İLERİ SÜRÜLEN İSTİNAF SEBEPLERİ: Karara karşı, davalı vekili istinaf başvurusunda bulunmuştur.
Davalı vekili istinaf dilekçesinde özetle; yargılamanın müvekkili lehine sonuçlanmakla birlikte gerekçeli kararda taraflarına vekalet ücretine hükmedilmediğini, istinaf taleplerinin yalnız vekalet ücretine ilişkin olduğunu, Yargıtay içtihatlarında da görüleceği üzere dava şartı yokluğu sebebiyle davanın reddine karar verilmesi halinde davalı taraf lehine vekalet ücretine hükmedilmesi gerektiğini, istinaf nedenleri olarak ileri sürmüştür.
DELİLLERİN DEĞERLENDİRİLMESİ ve GEREKÇE:
Dava, menfi tespit istemine ilişkindir.
Mahkemece yazılı gerekçeyle, davanın hukuki yarar yokluğu sebebiyle usulden reddine karar verilmiştir.
Dairemizce istinaf incelemesi, 6100 sayılı HMK’nın 355. madde hükmü uyarınca istinaf dilekçesinde belirtilen sebeplerle sınırlı olarak ve kamu düzenine aykırı hususların olup olmadığı gözetilerek yapılmıştır.
01.10.2011 tarihinde yürürlüğe giren 6100 sayılı HMK.’nun 114. maddesinde hukuki yarar dava şartı olarak kabul edilmiştir.

[Amaç 1] Verilen metne göre dava hangi isteme ilişkindir?
[Amaç 2] Verilen metnin "DELİLLERİN DEĞERLENDİRİLMESİ ve" sözleriyle başlayıp "olarak kabul edilmiştir." sözleri de dahil olmak üzere bu sözlere kadar süren bölümünü, "hukuki yarar" ifadesini "hukuki menfaat" ile değiştirerek düzenleyin ve yeniden yazın.

[Kaynak malzeme]

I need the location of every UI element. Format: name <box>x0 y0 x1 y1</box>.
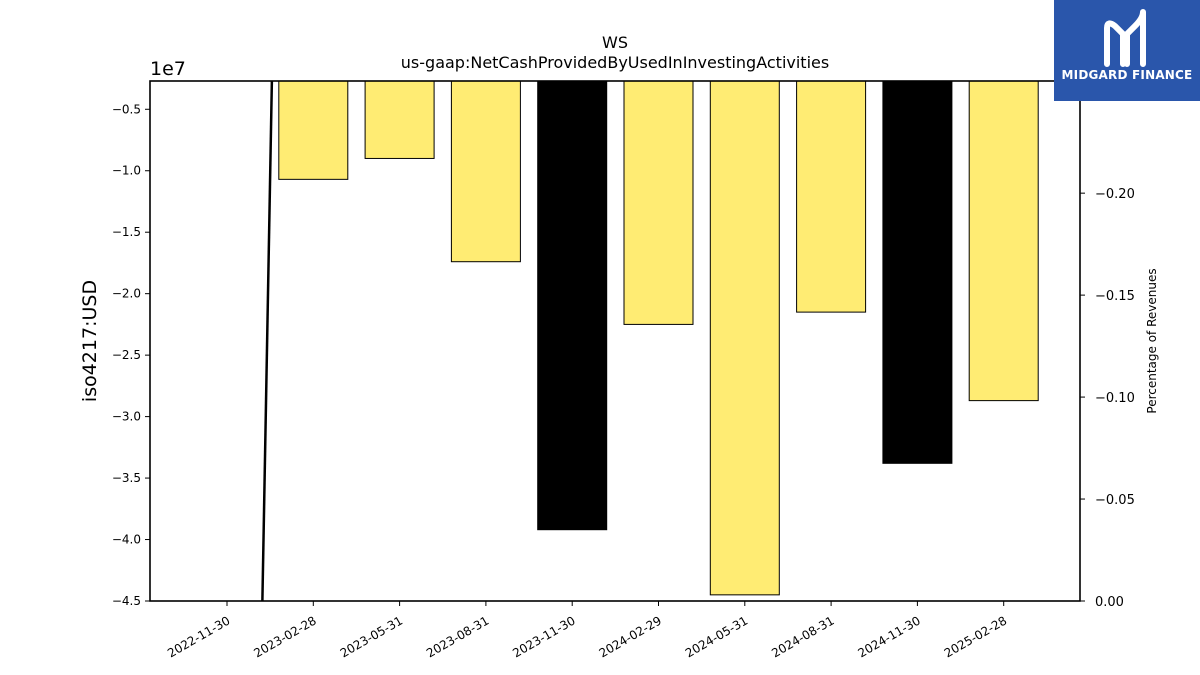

[Tam cevap 1] Dava, menfi tespit istemine ilişkindir.

[Tam cevap 2]
DELİLLERİN DEĞERLENDİRİLMESİ ve GEREKÇE:
Dava, menfi tespit istemine ilişkindir.
Mahkemece yazılı gerekçeyle, davanın hukuki menfaat yokluğu sebebiyle usulden reddine karar verilmiştir.
Dairemizce istinaf incelemesi, 6100 sayılı HMK’nın 355. madde hükmü uyarınca istinaf dilekçesinde belirtilen sebeplerle sınırlı olarak ve kamu düzenine aykırı hususların olup olmadığı gözetilerek yapılmıştır.
01.10.2011 tarihinde yürürlüğe giren 6100 sayılı HMK.’nun 114. maddesinde hukuki menfaat dava şartı olarak kabul edilmiştir.